TASKS TO CARRY OUT:
**a)** According to the Radio 3 International Women's Day announcement, who will perform Natalie Klouda's Nightscapes 2020?
**b)** Write the next part of the Radio 3 International Women's Day announcement, picking up after its final sentence.

TEXT UNDER STUDY:

---------------

BBC Radio 3 announces two world premiere performances for International Women's Day

BBC Radio 3 announces two world premiere performances for International Women's Day

New commissions by Ella Jarman-Pinto and Natalie Klouda reflect on the past year and the challenges faced by women

Published: February 23, 2021 at 9:18 am

Radio 3's celebration of female composers will include the world premiere of two new works which have been commissioned for International Women's Day (8 March), one of which is by Ella Jarman-Pinto, who has set a text which explores the emotional impact of the pandemic on women. The poem by Jo Brandon has been set by Jarman-Pinto in a new work for soprano and piano titled 'Plango: A Cure Lament'. The other new commission in this year's International Women's Day programming is by Natalie Klouda. Her new work, Nightscapes 2020, is an ode to the nights spent inside during lockdown and will be performed by pianist Isata Kanneh-Mason, in a Lunchtime Concert that will also feature works by Clara Schumann and Sofia Gubaidulina. Ella Jarman-Pinto's work will be given its premiere on the In Tune programme (5-7pm).

---------------

EXCERPTED DATA:
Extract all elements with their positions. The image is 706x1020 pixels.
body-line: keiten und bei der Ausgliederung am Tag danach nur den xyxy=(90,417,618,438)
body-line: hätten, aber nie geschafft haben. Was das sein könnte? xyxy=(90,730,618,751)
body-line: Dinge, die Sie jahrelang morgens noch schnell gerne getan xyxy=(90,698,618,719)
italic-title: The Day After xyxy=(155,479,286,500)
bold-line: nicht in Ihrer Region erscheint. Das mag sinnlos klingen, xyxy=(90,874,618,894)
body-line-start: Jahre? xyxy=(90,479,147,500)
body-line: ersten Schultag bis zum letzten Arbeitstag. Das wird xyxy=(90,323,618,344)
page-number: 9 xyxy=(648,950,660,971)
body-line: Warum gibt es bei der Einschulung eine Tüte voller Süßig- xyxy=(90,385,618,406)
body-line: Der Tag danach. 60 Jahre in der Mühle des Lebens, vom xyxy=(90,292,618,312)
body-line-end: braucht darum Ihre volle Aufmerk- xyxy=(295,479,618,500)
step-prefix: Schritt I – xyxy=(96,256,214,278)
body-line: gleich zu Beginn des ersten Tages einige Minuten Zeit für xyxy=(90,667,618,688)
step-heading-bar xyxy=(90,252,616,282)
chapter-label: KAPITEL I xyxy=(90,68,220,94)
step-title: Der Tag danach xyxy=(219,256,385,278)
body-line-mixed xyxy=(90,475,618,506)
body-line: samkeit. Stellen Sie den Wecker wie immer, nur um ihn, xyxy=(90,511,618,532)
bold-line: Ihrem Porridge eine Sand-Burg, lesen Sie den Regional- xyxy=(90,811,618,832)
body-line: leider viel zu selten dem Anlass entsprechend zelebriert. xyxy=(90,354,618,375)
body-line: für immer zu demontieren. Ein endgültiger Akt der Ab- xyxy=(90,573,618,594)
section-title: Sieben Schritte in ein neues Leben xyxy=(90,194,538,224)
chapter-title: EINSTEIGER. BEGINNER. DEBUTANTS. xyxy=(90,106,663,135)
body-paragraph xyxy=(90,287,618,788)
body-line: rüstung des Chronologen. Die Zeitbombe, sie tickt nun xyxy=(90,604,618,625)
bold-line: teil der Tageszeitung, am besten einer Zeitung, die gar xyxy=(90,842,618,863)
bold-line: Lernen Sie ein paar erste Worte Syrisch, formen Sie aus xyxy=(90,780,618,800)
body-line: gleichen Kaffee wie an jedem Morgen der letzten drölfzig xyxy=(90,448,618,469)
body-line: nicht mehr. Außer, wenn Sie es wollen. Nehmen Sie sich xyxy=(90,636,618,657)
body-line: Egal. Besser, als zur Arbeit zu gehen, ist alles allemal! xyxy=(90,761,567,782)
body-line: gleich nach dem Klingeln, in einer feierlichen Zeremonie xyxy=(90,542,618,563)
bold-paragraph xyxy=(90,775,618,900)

---------------

ANSWERS TO THE TASKS:
**a)** Pianist Isata Kanneh-Mason

**b)**
The main celebrations will take place from 8-9 March, with additional programming throughout the rest of the week. British composer and pianist Ruth Gipps will be the focus of Composer of the Week as we mark her centenary year. She was quite the polymath, becoming the youngest British woman to earn a doctorate in music at the time, and went on to win composition prizes and pursue an illustrious performing career. Her orchestral work Knight in Armour was selected by Sir Henry Wood to be performed in the 1942 Last Night of the Proms.

A through-the-night concert from the Swedish Radio Symphony Orchestra sees in International Women's Day itself with a concert of works exclusively written by female composers, including Fanny Mendelssohn, Ethel Smyth and a tranche of contemporary Slovakian composers.

Georgia Mann presents a live evening concert (7.30-10pm) from the Watford Colosseum with a concert of works by female composed led by conductor Jessica Horsley as part of the Swiss frauenkomponiert Festival. The programme will include works by Ruth Gipps, Peggy Glanville-Hicks and Cecile Marti, performed by the BBC Concert Orchestra.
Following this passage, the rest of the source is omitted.